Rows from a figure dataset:
══════
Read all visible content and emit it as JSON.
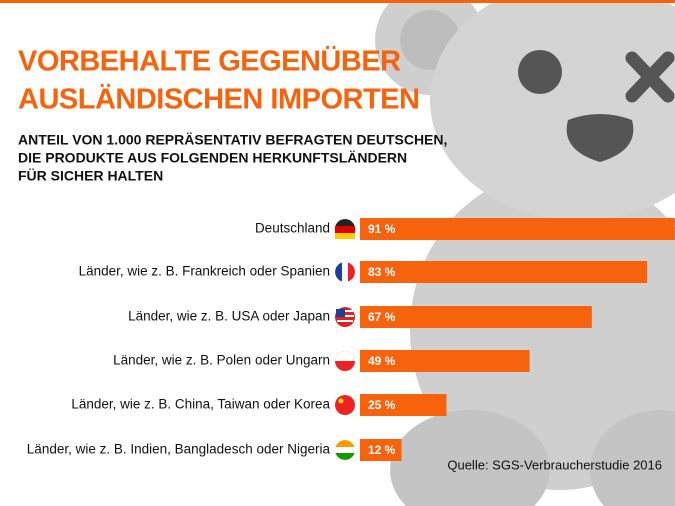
{
  "chart_data": {
    "type": "bar",
    "orientation": "horizontal",
    "title": [
      "VORBEHALTE GEGENÜBER",
      "AUSLÄNDISCHEN IMPORTEN"
    ],
    "subtitle": [
      "ANTEIL VON 1.000 REPRÄSENTATIV BEFRAGTEN DEUTSCHEN,",
      "DIE PRODUKTE AUS FOLGENDEN HERKUNFTSLÄNDERN",
      "FÜR SICHER HALTEN"
    ],
    "categories": [
      "Deutschland",
      "Länder, wie z. B. Frankreich oder Spanien",
      "Länder, wie z. B. USA oder Japan",
      "Länder, wie z. B. Polen oder Ungarn",
      "Länder, wie z. B. China, Taiwan oder Korea",
      "Länder, wie z. B. Indien, Bangladesch oder Nigeria"
    ],
    "values": [
      91,
      83,
      67,
      49,
      25,
      12
    ],
    "value_labels": [
      "91 %",
      "83 %",
      "67 %",
      "49 %",
      "25 %",
      "12 %"
    ],
    "color": "#f7630c",
    "source": "Quelle: SGS-Verbraucherstudie 2016"
  }
}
══════
- _Instructions to follow_: Determine the number of lines in the entries above where the string "oder" appears. Answer with the number alone.

- _Solution to this problem_: 5